start Records for the exercise

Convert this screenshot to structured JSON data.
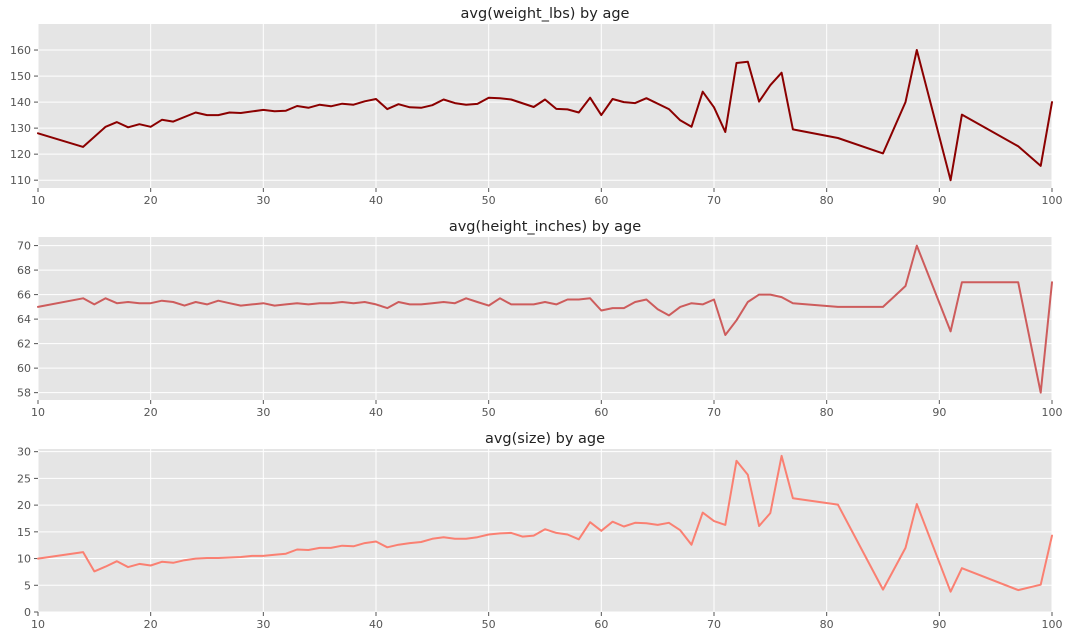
{
  "figure": {
    "background": "#ffffff",
    "panel_background": "#e5e5e5",
    "grid_color": "#ffffff"
  },
  "chart_data": [
    {
      "type": "line",
      "title": "avg(weight_lbs) by age",
      "xlabel": "",
      "ylabel": "",
      "color": "#8b0000",
      "xlim": [
        10,
        100
      ],
      "ylim": [
        107,
        170
      ],
      "xticks": [
        10,
        20,
        30,
        40,
        50,
        60,
        70,
        80,
        90,
        100
      ],
      "yticks": [
        110,
        120,
        130,
        140,
        150,
        160
      ],
      "grid": true,
      "series": [
        {
          "x": [
            10,
            14,
            16,
            17,
            18,
            19,
            20,
            21,
            22,
            24,
            25,
            26,
            27,
            28,
            30,
            31,
            32,
            33,
            34,
            35,
            36,
            37,
            38,
            39,
            40,
            41,
            42,
            43,
            44,
            45,
            46,
            47,
            48,
            49,
            50,
            51,
            52,
            54,
            55,
            56,
            57,
            58,
            59,
            60,
            61,
            62,
            63,
            64,
            66,
            67,
            68,
            69,
            70,
            71,
            72,
            73,
            74,
            75,
            76,
            77,
            81,
            85,
            87,
            88,
            91,
            92,
            97,
            99,
            100
          ],
          "y": [
            128,
            122.8,
            130.5,
            132.3,
            130.3,
            131.5,
            130.5,
            133.2,
            132.5,
            136,
            135,
            135,
            136,
            135.8,
            137,
            136.5,
            136.7,
            138.5,
            137.8,
            139,
            138.4,
            139.4,
            139,
            140.3,
            141.2,
            137.3,
            139.2,
            138,
            137.8,
            138.8,
            141,
            139.6,
            139,
            139.3,
            141.7,
            141.5,
            141,
            138.1,
            141,
            137.4,
            137.2,
            136,
            141.7,
            135,
            141.2,
            140,
            139.6,
            141.5,
            137.3,
            133,
            130.5,
            144,
            138,
            128.5,
            155,
            155.5,
            140.2,
            146.5,
            151.3,
            129.5,
            126.2,
            120.3,
            140,
            160,
            110,
            135.2,
            123,
            115.5,
            140
          ]
        }
      ]
    },
    {
      "type": "line",
      "title": "avg(height_inches) by age",
      "xlabel": "",
      "ylabel": "",
      "color": "#cd5c5c",
      "xlim": [
        10,
        100
      ],
      "ylim": [
        57.4,
        70.7
      ],
      "xticks": [
        10,
        20,
        30,
        40,
        50,
        60,
        70,
        80,
        90,
        100
      ],
      "yticks": [
        58,
        60,
        62,
        64,
        66,
        68,
        70
      ],
      "grid": true,
      "series": [
        {
          "x": [
            10,
            14,
            15,
            16,
            17,
            18,
            19,
            20,
            21,
            22,
            23,
            24,
            25,
            26,
            27,
            28,
            29,
            30,
            31,
            32,
            33,
            34,
            35,
            36,
            37,
            38,
            39,
            40,
            41,
            42,
            43,
            44,
            45,
            46,
            47,
            48,
            49,
            50,
            51,
            52,
            53,
            54,
            55,
            56,
            57,
            58,
            59,
            60,
            61,
            62,
            63,
            64,
            65,
            66,
            67,
            68,
            69,
            70,
            71,
            72,
            73,
            74,
            75,
            76,
            77,
            81,
            85,
            87,
            88,
            91,
            92,
            97,
            99,
            100
          ],
          "y": [
            65,
            65.7,
            65.2,
            65.7,
            65.3,
            65.4,
            65.3,
            65.3,
            65.5,
            65.4,
            65.1,
            65.4,
            65.2,
            65.5,
            65.3,
            65.1,
            65.2,
            65.3,
            65.1,
            65.2,
            65.3,
            65.2,
            65.3,
            65.3,
            65.4,
            65.3,
            65.4,
            65.2,
            64.9,
            65.4,
            65.2,
            65.2,
            65.3,
            65.4,
            65.3,
            65.7,
            65.4,
            65.1,
            65.7,
            65.2,
            65.2,
            65.2,
            65.4,
            65.2,
            65.6,
            65.6,
            65.7,
            64.7,
            64.9,
            64.9,
            65.4,
            65.6,
            64.8,
            64.3,
            65,
            65.3,
            65.2,
            65.6,
            62.7,
            63.9,
            65.4,
            66,
            66,
            65.8,
            65.3,
            65,
            65,
            66.7,
            70,
            63,
            67,
            67,
            58,
            67
          ]
        }
      ]
    },
    {
      "type": "line",
      "title": "avg(size) by age",
      "xlabel": "",
      "ylabel": "",
      "color": "#fa8072",
      "xlim": [
        10,
        100
      ],
      "ylim": [
        0,
        30.5
      ],
      "xticks": [
        10,
        20,
        30,
        40,
        50,
        60,
        70,
        80,
        90,
        100
      ],
      "yticks": [
        0,
        5,
        10,
        15,
        20,
        25,
        30
      ],
      "grid": true,
      "series": [
        {
          "x": [
            10,
            14,
            15,
            16,
            17,
            18,
            19,
            20,
            21,
            22,
            23,
            24,
            25,
            26,
            27,
            28,
            29,
            30,
            31,
            32,
            33,
            34,
            35,
            36,
            37,
            38,
            39,
            40,
            41,
            42,
            43,
            44,
            45,
            46,
            47,
            48,
            49,
            50,
            51,
            52,
            53,
            54,
            55,
            56,
            57,
            58,
            59,
            60,
            61,
            62,
            63,
            64,
            65,
            66,
            67,
            68,
            69,
            70,
            71,
            72,
            73,
            74,
            75,
            76,
            77,
            81,
            85,
            87,
            88,
            91,
            92,
            97,
            99,
            100
          ],
          "y": [
            10,
            11.2,
            7.6,
            8.5,
            9.5,
            8.4,
            9,
            8.7,
            9.4,
            9.2,
            9.7,
            10,
            10.1,
            10.1,
            10.2,
            10.3,
            10.5,
            10.5,
            10.7,
            10.9,
            11.7,
            11.6,
            12,
            12,
            12.4,
            12.3,
            12.9,
            13.2,
            12.1,
            12.6,
            12.9,
            13.1,
            13.7,
            14,
            13.7,
            13.7,
            14,
            14.5,
            14.7,
            14.8,
            14.1,
            14.3,
            15.5,
            14.8,
            14.5,
            13.6,
            16.8,
            15.2,
            16.9,
            16,
            16.7,
            16.6,
            16.3,
            16.7,
            15.3,
            12.6,
            18.6,
            17,
            16.3,
            28.3,
            25.7,
            16.1,
            18.5,
            29.2,
            21.3,
            20.1,
            4.2,
            12,
            20.2,
            3.8,
            8.2,
            4.1,
            5.1,
            14.3
          ]
        }
      ]
    }
  ]
}
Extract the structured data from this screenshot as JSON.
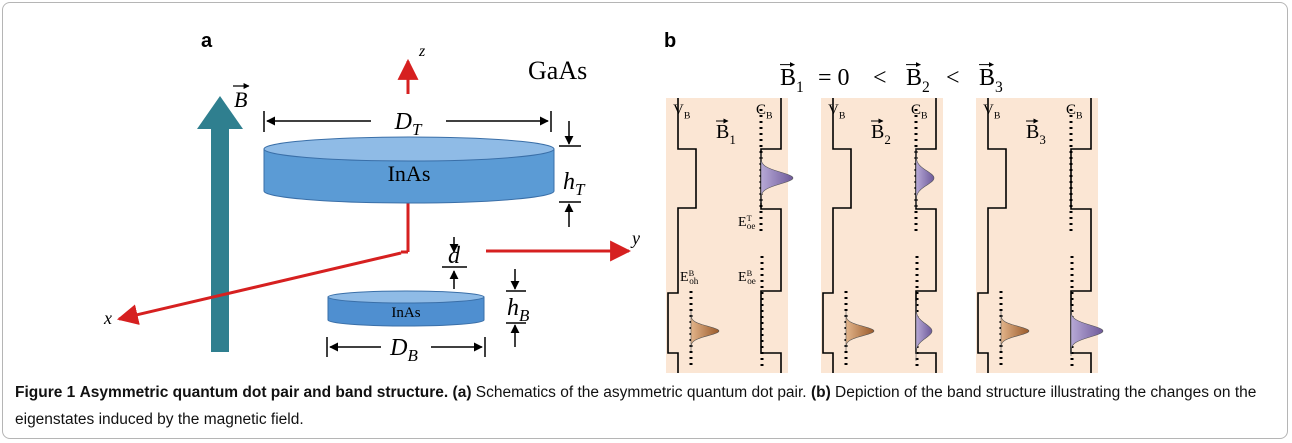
{
  "panel_a": {
    "label": "a",
    "axes": {
      "z": "z",
      "y": "y",
      "x": "x"
    },
    "material": "GaAs",
    "field": "B",
    "top_dot": "InAs",
    "bottom_dot": "InAs",
    "dimensions": {
      "D_T": {
        "text": "D",
        "sub": "T"
      },
      "h_T": {
        "text": "h",
        "sub": "T"
      },
      "d": "d",
      "h_B": {
        "text": "h",
        "sub": "B"
      },
      "D_B": {
        "text": "D",
        "sub": "B"
      }
    }
  },
  "panel_b": {
    "label": "b",
    "relation": [
      {
        "text": "B",
        "sub": "1"
      },
      {
        "text": "= 0"
      },
      {
        "text": "<"
      },
      {
        "text": "B",
        "sub": "2"
      },
      {
        "text": "<"
      },
      {
        "text": "B",
        "sub": "3"
      }
    ],
    "columns": [
      {
        "vb": {
          "text": "V",
          "sub": "B"
        },
        "cb": {
          "text": "C",
          "sub": "B"
        },
        "field": {
          "text": "B",
          "sub": "1"
        },
        "levels": {
          "e_top": {
            "text": "E",
            "sup": "T",
            "sub": "oe"
          },
          "h_bottom": {
            "text": "E",
            "sup": "B",
            "sub": "oh"
          },
          "e_bottom": {
            "text": "E",
            "sup": "B",
            "sub": "oe"
          }
        }
      },
      {
        "vb": {
          "text": "V",
          "sub": "B"
        },
        "cb": {
          "text": "C",
          "sub": "B"
        },
        "field": {
          "text": "B",
          "sub": "2"
        }
      },
      {
        "vb": {
          "text": "V",
          "sub": "B"
        },
        "cb": {
          "text": "C",
          "sub": "B"
        },
        "field": {
          "text": "B",
          "sub": "3"
        }
      }
    ]
  },
  "caption": {
    "figure_label": "Figure 1",
    "title": "Asymmetric quantum dot pair and band structure.",
    "part_a_label": "(a)",
    "part_a": "Schematics of the asymmetric quantum dot pair.",
    "part_b_label": "(b)",
    "part_b": "Depiction of the band structure illustrating the changes on the eigenstates induced by the magnetic field."
  }
}
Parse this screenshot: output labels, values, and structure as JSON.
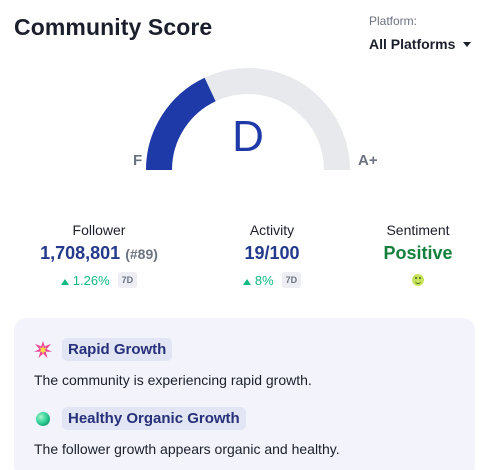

end Records for the exercise

> **What the task asks**:
In the entries above, count each line that holds "pair". Give the total and nothing else.

> **Result**:
2